Segona Divisió
- Season: 2014–15
- Matches: 55
- Goals: 291 (5.29 per match)
- Top goalscorer: João Lima (24 goals)
- Biggest home win: Penya Encarnada d'Andorra 12–0 Jenlai (14 February 2015)
- Biggest away win: Engordany B 0–14 UE Santa Coloma B (9 November 2014)
- Highest scoring: Engordany B 0–14 UE Santa Coloma B (9 November 2014)

= 2014–15 Segona Divisió =

The 2014–15 Segona Divisió was the 16th season of second-tier football in Andorra.

== Regular stage ==

=== League table ===

| Pos | Team | Pld | W | D | L | GF | GA | GD | Pts | Qualification |
| 1 | Penya Encarnada d'Andorra | 10 | 8 | 2 | 0 | 52 | 16 | +36 | 26 | Advance to play-off round |
| 2 | FC Rànger's | 10 | 8 | 1 | 1 | 28 | 11 | +17 | 25 |
| 3 | Atlètic Club d'Escaldes | 10 | 5 | 3 | 2 | 33 | 16 | +17 | 18 |
| 4 | FC Lusitanos B | 10 | 5 | 2 | 3 | 30 | 28 | +2 | 17 |  |
| 5 | UE Santa Coloma B | 10 | 4 | 3 | 3 | 38 | 23 | +15 | 15 |
| 6 | FS La Massana | 10 | 4 | 3 | 3 | 33 | 20 | +13 | 15 | Advance to play-off round |
| 7 | FC Ordino B | 10 | 4 | 1 | 5 | 25 | 26 | −1 | 13 |  |
| 8 | UE Extremenya | 10 | 3 | 3 | 4 | 15 | 18 | −3 | 12 |
| 9 | FC Encamp B | 10 | 2 | 3 | 5 | 17 | 25 | −8 | 9 |
| 10 | UE Engordany B | 10 | 1 | 0 | 9 | 11 | 59 | −48 | 3 |
| 11 | CE Jenlai | 10 | 0 | 1 | 9 | 4 | 44 | −40 | 1 |
| 12 | CE Principat | 0 | 0 | 0 | 0 | 0 | 0 | 0 | 0 |
| 13 | FC Santa Coloma B | 0 | 0 | 0 | 0 | 0 | 0 | 0 | 0 |
| 14 | UE Sant Julià B | 0 | 0 | 0 | 0 | 0 | 0 | 0 | 0 |

=== Results ===

| Home \ Away | ACE | ENC | ENG | EXT | SFC | JEN | MAS | LUS | ORD | PEA | PRI | RAN | SJU | SUE |
|---|---|---|---|---|---|---|---|---|---|---|---|---|---|---|
| Atlètic Club d'Escaldes |  | 2–2 |  |  |  |  |  | 7–0 |  |  |  | 4–2 |  |  |
| FC Encamp B |  |  |  | 2–4 |  | 4–0 | 1–1 |  |  | 0–8 |  |  |  |  |
| Engordany | 0–7 | 1–6 |  | 0–4 |  | 3–1 |  |  | 4–6 |  |  |  |  | 0–14 |
| UE Extremenya | 2–2 |  |  |  |  | 3–1 | 1–1 |  |  | 0–2 |  |  |  | 0–2 |
| FC Santa Coloma B |  |  |  |  |  |  |  |  |  |  |  |  |  |  |
| Jenlai | 0–3 |  |  |  |  |  |  | 2–3 | 0–5 |  |  | 0–1 |  | 0–0 |
| FS La Massana | 1–2 |  | 3–0 |  |  | 10–0 |  |  | 5–0 | 2–4 |  | 1–4 |  | 5–4 |
| FC Lusitanos B |  | 3–0 | 6–1 | 1–1 |  |  | 4–4 |  |  | 2–5 |  |  |  |  |
| FC Ordino B |  | 3–1 |  | 2–0 |  |  |  | 1–4 |  |  |  | 2–3 |  |  |
| Penya Encarnada | 5–3 |  | 8–2 |  |  | 12–0 |  |  | 4–3 |  |  | 0–0 |  | 4–4 |
| CE Principat |  |  |  |  |  |  |  |  |  |  |  |  |  |  |
| FC Rànger's |  | 2–0 | 4–0 | 5–0 |  |  |  | 3–2 |  |  |  |  |  |  |
| UE Sant Julià B |  |  |  |  |  |  |  |  |  |  |  |  |  |  |
| UE Santa Coloma B | 3–2 | 1–1 |  |  |  |  |  | 4–5 | 4–2 |  |  | 2–4 |  |  |

==Promotion play–offs==
At the conclusion of the regular season, four teams advanced to the promotion play-offs. Each team's regular season record was carried over to the play-off. Teams played each other twice.

• **Records supplied**:
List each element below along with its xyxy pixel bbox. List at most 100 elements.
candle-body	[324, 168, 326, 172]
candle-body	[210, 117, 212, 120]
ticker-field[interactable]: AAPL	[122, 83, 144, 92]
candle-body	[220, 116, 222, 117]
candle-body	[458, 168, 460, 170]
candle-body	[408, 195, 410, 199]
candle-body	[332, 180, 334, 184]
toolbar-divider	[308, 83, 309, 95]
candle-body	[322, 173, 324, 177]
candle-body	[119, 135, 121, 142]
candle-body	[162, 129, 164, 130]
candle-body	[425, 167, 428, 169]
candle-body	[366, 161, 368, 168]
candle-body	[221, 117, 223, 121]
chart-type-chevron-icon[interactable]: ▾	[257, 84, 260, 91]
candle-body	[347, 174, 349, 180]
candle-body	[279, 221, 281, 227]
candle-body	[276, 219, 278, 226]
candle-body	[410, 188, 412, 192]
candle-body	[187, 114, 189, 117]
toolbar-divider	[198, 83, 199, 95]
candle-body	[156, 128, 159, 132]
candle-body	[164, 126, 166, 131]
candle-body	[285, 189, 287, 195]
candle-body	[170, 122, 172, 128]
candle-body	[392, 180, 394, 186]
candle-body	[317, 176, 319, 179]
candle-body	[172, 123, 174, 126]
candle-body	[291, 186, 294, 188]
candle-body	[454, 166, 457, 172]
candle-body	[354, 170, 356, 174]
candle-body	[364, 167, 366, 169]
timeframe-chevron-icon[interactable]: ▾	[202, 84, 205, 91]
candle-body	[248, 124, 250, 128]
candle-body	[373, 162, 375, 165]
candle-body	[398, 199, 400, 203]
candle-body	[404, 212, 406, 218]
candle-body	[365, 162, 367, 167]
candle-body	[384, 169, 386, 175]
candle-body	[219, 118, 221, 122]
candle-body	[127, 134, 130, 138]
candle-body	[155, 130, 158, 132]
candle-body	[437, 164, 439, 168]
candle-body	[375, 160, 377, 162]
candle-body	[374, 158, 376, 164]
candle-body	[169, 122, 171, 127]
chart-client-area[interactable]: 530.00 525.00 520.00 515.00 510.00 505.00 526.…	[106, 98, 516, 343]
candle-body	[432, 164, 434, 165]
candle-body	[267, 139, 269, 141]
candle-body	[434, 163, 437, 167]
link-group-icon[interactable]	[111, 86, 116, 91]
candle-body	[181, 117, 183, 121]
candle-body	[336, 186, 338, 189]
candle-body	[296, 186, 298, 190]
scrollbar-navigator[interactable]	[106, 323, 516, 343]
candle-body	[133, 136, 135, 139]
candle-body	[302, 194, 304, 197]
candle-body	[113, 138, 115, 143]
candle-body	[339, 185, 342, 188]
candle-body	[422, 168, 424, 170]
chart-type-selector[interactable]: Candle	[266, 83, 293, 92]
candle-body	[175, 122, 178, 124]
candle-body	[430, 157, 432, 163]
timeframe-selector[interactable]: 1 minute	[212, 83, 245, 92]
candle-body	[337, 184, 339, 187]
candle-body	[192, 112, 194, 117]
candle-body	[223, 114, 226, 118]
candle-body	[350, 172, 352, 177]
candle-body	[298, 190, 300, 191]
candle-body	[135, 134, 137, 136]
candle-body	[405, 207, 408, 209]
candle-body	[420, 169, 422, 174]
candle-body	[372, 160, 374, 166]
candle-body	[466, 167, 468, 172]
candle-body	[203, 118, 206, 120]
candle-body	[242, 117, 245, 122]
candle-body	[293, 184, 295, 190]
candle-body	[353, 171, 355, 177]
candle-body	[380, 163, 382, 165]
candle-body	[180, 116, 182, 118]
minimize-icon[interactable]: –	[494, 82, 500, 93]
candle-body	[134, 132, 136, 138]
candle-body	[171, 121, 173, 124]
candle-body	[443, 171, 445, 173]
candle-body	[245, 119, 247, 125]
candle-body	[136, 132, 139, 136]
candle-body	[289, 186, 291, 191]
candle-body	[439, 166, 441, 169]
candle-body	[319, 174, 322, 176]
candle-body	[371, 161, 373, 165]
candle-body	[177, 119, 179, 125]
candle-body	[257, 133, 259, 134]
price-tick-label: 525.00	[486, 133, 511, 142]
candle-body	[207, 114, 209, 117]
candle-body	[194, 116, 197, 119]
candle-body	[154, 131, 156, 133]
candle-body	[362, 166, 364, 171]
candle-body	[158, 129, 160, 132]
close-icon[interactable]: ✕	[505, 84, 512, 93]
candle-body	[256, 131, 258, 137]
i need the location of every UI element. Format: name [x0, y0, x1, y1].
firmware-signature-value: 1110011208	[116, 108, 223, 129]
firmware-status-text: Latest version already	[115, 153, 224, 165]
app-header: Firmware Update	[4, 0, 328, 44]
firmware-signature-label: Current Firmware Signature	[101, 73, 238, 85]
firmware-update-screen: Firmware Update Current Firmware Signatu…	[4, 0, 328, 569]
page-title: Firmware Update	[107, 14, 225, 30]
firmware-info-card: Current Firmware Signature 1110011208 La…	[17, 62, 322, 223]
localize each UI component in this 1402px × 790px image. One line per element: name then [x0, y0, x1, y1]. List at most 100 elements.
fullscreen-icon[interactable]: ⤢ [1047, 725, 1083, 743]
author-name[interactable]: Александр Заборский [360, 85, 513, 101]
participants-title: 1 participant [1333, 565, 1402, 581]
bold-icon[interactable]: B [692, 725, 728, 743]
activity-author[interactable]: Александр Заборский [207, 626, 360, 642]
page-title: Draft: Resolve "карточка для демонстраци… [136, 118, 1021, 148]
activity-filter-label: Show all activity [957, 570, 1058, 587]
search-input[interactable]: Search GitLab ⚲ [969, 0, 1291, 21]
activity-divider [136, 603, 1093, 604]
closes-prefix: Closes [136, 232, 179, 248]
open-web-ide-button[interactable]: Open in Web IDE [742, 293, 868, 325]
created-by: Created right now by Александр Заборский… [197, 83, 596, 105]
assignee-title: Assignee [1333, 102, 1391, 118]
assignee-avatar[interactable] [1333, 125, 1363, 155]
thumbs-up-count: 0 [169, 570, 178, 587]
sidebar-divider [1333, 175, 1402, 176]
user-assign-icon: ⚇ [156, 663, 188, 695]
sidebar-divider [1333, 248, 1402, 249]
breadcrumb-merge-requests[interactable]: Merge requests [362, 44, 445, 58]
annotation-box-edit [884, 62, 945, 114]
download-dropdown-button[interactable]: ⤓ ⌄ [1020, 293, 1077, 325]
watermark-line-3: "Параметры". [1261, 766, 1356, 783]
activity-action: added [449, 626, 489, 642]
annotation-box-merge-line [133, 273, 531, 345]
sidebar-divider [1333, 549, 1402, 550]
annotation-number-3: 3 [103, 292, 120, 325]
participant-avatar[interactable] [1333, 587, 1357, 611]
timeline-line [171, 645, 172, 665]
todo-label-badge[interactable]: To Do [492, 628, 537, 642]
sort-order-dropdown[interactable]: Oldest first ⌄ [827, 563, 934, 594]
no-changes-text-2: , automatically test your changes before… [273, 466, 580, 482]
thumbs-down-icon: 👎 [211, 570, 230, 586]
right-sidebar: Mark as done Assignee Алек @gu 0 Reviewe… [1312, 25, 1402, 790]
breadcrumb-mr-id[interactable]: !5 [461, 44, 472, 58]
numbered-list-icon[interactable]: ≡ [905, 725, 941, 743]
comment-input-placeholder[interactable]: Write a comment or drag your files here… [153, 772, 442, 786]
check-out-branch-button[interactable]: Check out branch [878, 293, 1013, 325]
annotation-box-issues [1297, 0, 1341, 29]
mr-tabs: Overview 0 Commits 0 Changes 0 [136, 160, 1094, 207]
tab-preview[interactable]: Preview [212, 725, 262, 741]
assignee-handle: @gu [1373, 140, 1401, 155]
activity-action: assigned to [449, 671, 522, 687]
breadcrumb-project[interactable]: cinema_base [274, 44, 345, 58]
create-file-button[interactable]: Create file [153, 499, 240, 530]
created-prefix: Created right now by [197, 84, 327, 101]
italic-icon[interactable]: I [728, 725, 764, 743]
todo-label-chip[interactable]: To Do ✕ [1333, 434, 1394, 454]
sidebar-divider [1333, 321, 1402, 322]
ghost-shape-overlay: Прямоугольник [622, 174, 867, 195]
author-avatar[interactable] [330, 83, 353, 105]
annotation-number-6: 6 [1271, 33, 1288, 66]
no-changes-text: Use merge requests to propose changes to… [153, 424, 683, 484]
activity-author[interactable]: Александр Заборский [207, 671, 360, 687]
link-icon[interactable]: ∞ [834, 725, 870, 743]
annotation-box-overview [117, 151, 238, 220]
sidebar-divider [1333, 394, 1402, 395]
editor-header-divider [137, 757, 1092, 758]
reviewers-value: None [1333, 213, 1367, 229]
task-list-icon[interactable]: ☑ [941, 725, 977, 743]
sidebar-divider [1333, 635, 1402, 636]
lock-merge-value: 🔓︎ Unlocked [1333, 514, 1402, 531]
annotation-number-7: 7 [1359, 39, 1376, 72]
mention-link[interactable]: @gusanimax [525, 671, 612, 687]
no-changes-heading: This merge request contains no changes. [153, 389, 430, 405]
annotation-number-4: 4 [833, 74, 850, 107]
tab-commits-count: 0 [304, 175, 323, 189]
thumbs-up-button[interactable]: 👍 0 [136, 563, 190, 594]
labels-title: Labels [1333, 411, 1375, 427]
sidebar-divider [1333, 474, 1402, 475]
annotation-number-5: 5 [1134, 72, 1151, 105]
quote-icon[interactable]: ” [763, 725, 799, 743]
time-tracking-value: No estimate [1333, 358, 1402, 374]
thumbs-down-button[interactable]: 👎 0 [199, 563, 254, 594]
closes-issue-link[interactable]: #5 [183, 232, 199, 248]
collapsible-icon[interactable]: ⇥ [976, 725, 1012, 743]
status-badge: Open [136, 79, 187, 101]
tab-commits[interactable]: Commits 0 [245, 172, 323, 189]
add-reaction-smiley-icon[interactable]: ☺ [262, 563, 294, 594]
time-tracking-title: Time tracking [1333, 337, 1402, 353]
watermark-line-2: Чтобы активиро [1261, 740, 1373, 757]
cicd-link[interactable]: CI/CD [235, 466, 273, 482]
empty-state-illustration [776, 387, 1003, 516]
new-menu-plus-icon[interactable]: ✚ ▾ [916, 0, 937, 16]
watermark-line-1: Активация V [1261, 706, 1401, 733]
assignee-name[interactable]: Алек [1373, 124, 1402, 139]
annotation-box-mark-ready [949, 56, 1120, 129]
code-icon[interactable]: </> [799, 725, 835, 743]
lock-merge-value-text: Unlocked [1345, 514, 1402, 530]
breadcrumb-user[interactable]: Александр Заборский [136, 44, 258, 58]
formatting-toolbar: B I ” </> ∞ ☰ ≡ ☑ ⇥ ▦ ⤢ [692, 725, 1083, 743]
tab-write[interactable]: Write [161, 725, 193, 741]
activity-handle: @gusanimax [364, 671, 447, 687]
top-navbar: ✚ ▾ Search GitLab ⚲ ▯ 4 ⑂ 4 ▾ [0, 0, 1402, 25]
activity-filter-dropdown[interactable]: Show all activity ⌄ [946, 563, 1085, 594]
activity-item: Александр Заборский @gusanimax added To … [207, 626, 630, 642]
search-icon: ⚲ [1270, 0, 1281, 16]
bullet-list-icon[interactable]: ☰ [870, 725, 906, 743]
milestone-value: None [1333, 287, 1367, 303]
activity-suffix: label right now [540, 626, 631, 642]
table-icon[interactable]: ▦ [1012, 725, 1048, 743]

• **Questions to answer**:
[a] Using the 2014–15 Segona Divisió text, answer each question:
(i) Which season of second-tier football in Andorra was the 2014–15 Segona Divisió?
(ii) Who was the top goalscorer, and how many goals did he score?
(iii) How many teams advanced to the promotion play-offs?
[b] From the 2014–15 Segona Divisió text, reproduce the passage starting with "- Highest scoring: Engordany" and going on through "football in Andorra.".

• **Answers**:
[a]
(i) The 16th season.
(ii) João Lima, with 24 goals.
(iii) Four teams.

[b]
- Highest scoring: Engordany B 0–14 UE Santa Coloma B (9 November 2014)

= 2014–15 Segona Divisió =

The 2014–15 Segona Divisió was the 16th season of second-tier football in Andorra.